— Records for this exercise —
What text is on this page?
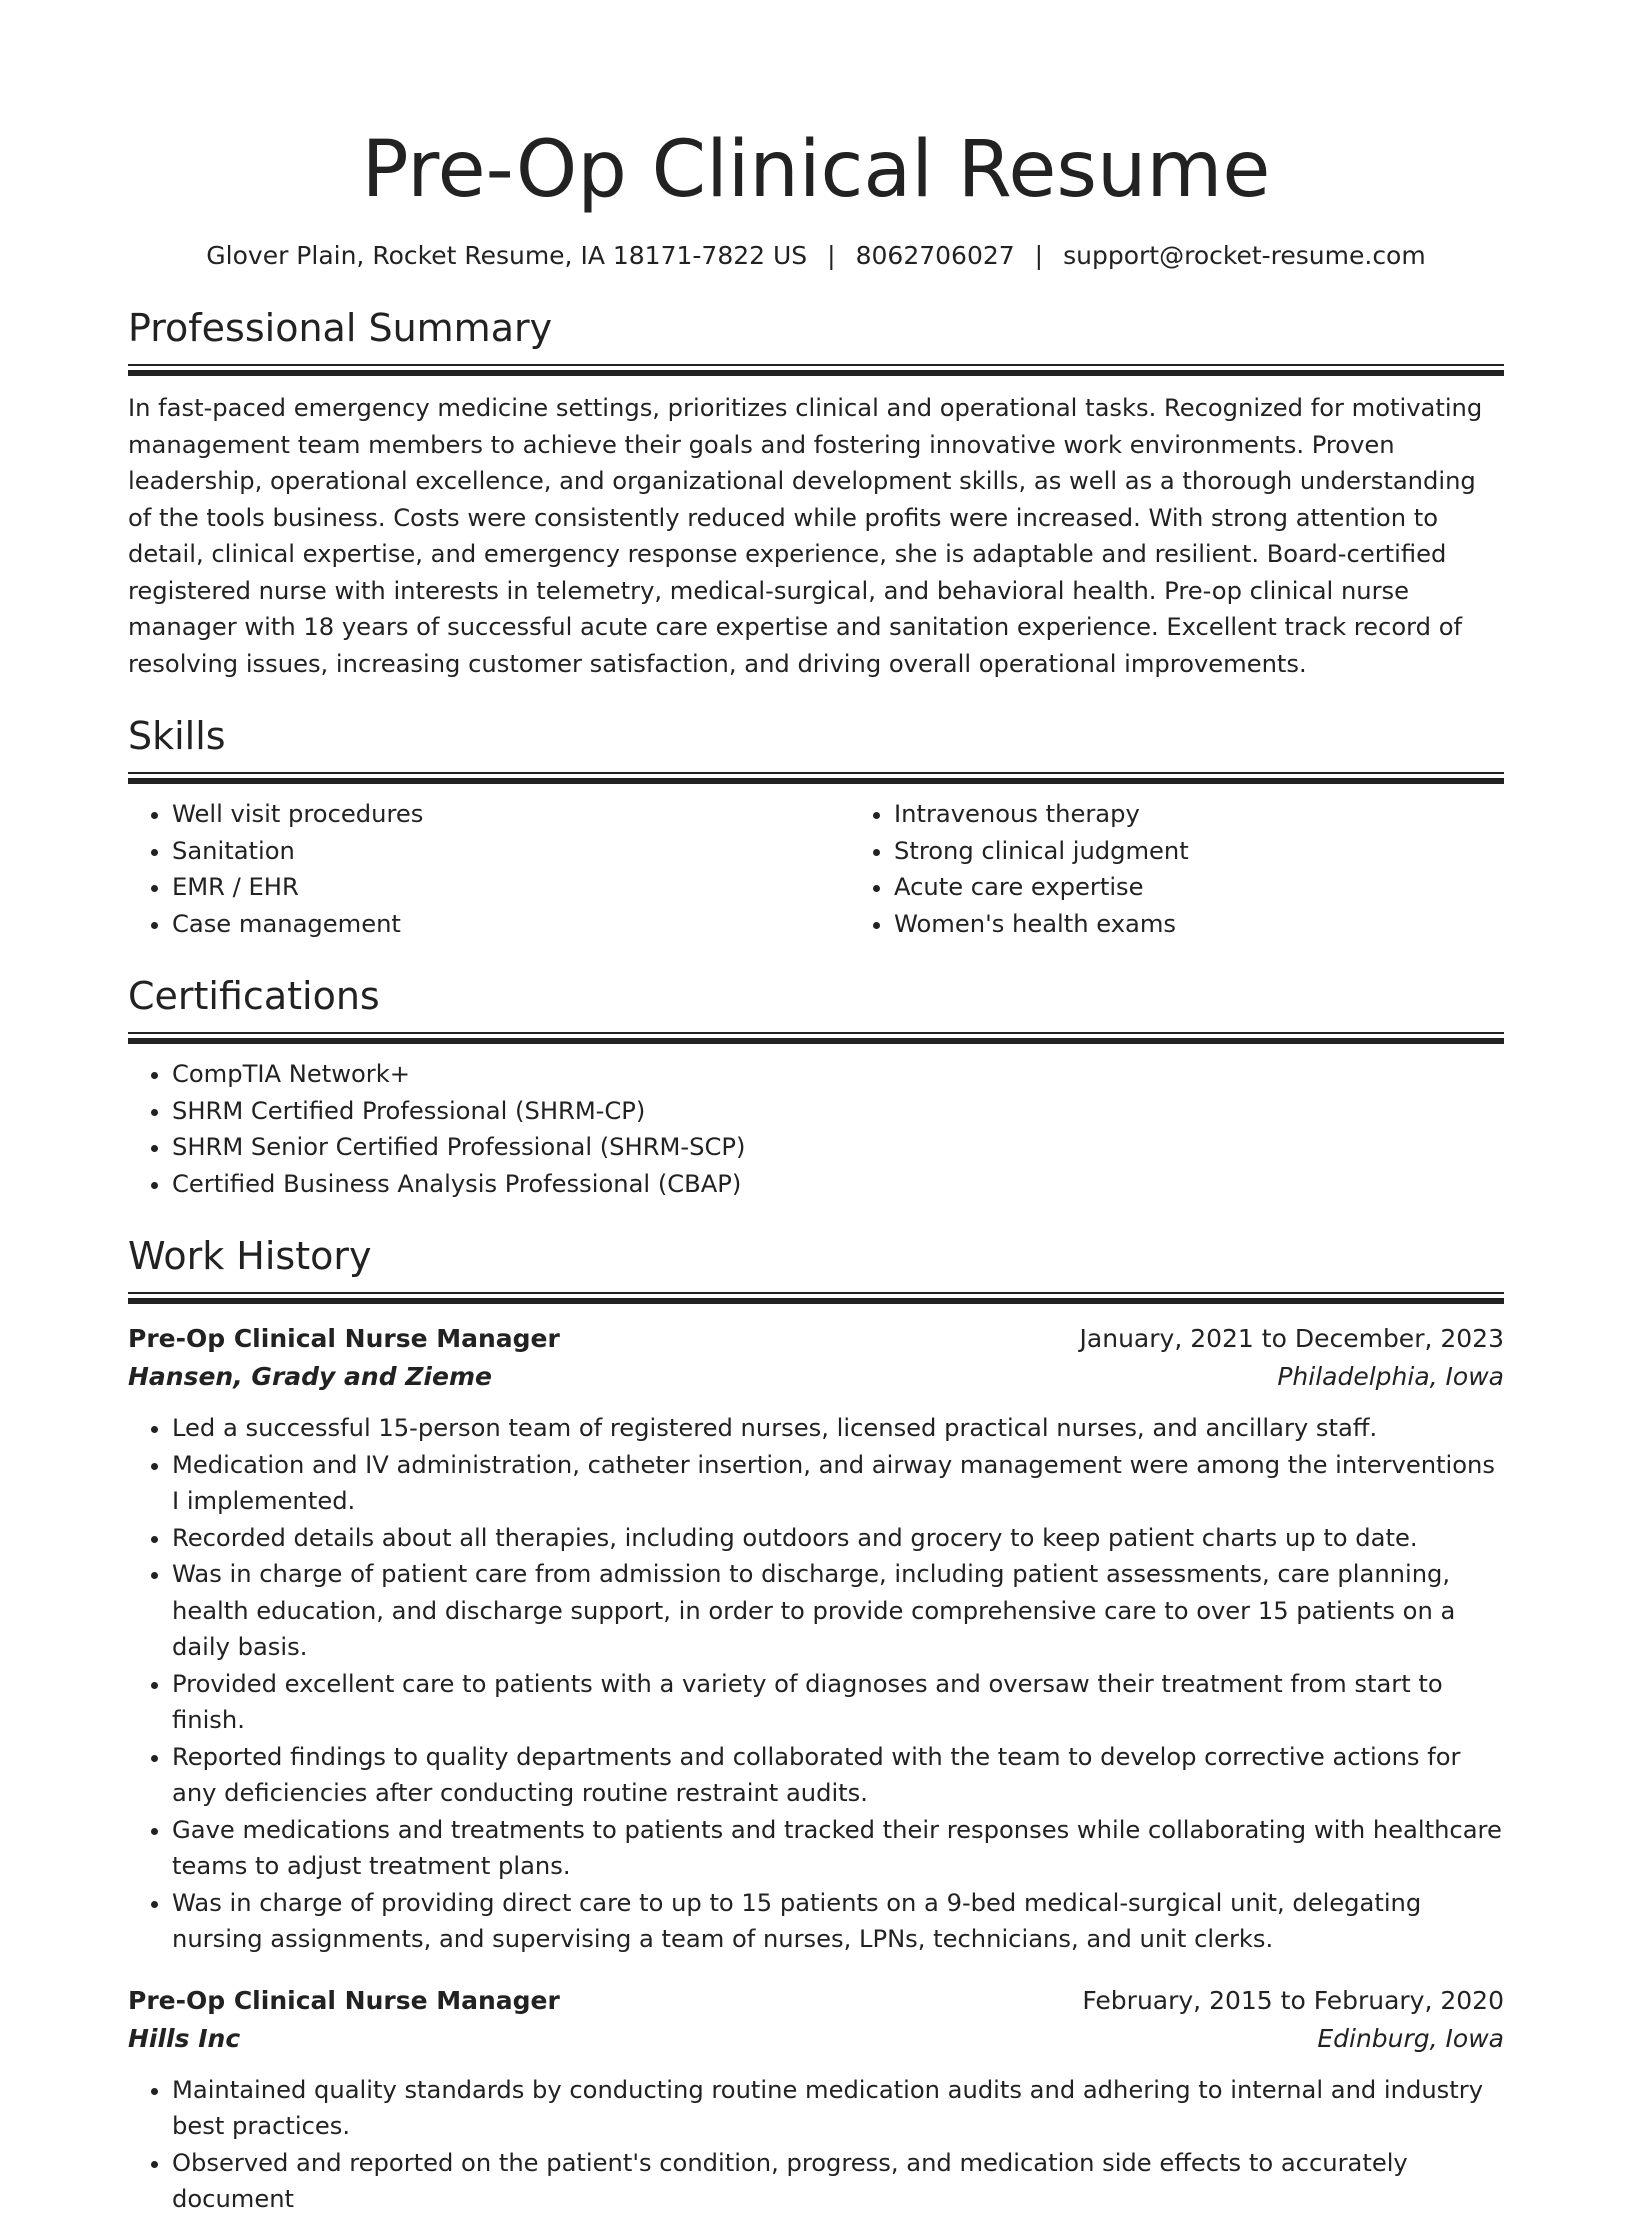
Pre-Op Clinical Resume
Glover Plain, Rocket Resume, IA 18171-7822 US | 8062706027 | support@rocket-resume.com
Professional Summary

In fast-paced emergency medicine settings, prioritizes clinical and operational tasks. Recognized for motivating management team members to achieve their goals and fostering innovative work environments. Proven leadership, operational excellence, and organizational development skills, as well as a thorough understanding of the tools business. Costs were consistently reduced while profits were increased. With strong attention to detail, clinical expertise, and emergency response experience, she is adaptable and resilient. Board-certified registered nurse with interests in telemetry, medical-surgical, and behavioral health. Pre-op clinical nurse manager with 18 years of successful acute care expertise and sanitation experience. Excellent track record of resolving issues, increasing customer satisfaction, and driving overall operational improvements.

Skills
• Well visit procedures
• Sanitation
• EMR / EHR
• Case management
• Intravenous therapy
• Strong clinical judgment
• Acute care expertise
• Women's health exams
Certifications
• CompTIA Network+
• SHRM Certified Professional (SHRM-CP)
• SHRM Senior Certified Professional (SHRM-SCP)
• Certified Business Analysis Professional (CBAP)
Work History
Pre-Op Clinical Nurse Manager	January, 2021 to December, 2023
Hansen, Grady and Zieme	Philadelphia, Iowa
• Led a successful 15-person team of registered nurses, licensed practical nurses, and ancillary staff.
• Medication and IV administration, catheter insertion, and airway management were among the interventions I implemented.
• Recorded details about all therapies, including outdoors and grocery to keep patient charts up to date.
• Was in charge of patient care from admission to discharge, including patient assessments, care planning, health education, and discharge support, in order to provide comprehensive care to over 15 patients on a daily basis.
• Provided excellent care to patients with a variety of diagnoses and oversaw their treatment from start to finish.
• Reported findings to quality departments and collaborated with the team to develop corrective actions for any deficiencies after conducting routine restraint audits.
• Gave medications and treatments to patients and tracked their responses while collaborating with healthcare teams to adjust treatment plans.
• Was in charge of providing direct care to up to 15 patients on a 9-bed medical-surgical unit, delegating nursing assignments, and supervising a team of nurses, LPNs, technicians, and unit clerks.
Pre-Op Clinical Nurse Manager	February, 2015 to February, 2020
Hills Inc	Edinburg, Iowa
• Maintained quality standards by conducting routine medication audits and adhering to internal and industry best practices.
• Observed and reported on the patient's condition, progress, and medication side effects to accurately document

— Task item —
Whenever the string "quality" occurs in a line of the entries above, copy that line.

— Answer space —
• Reported findings to quality departments and collaborated with the team to develop corrective actions for any deficiencies after conducting routine restraint audits.
• Maintained quality standards by conducting routine medication audits and adhering to internal and industry best practices.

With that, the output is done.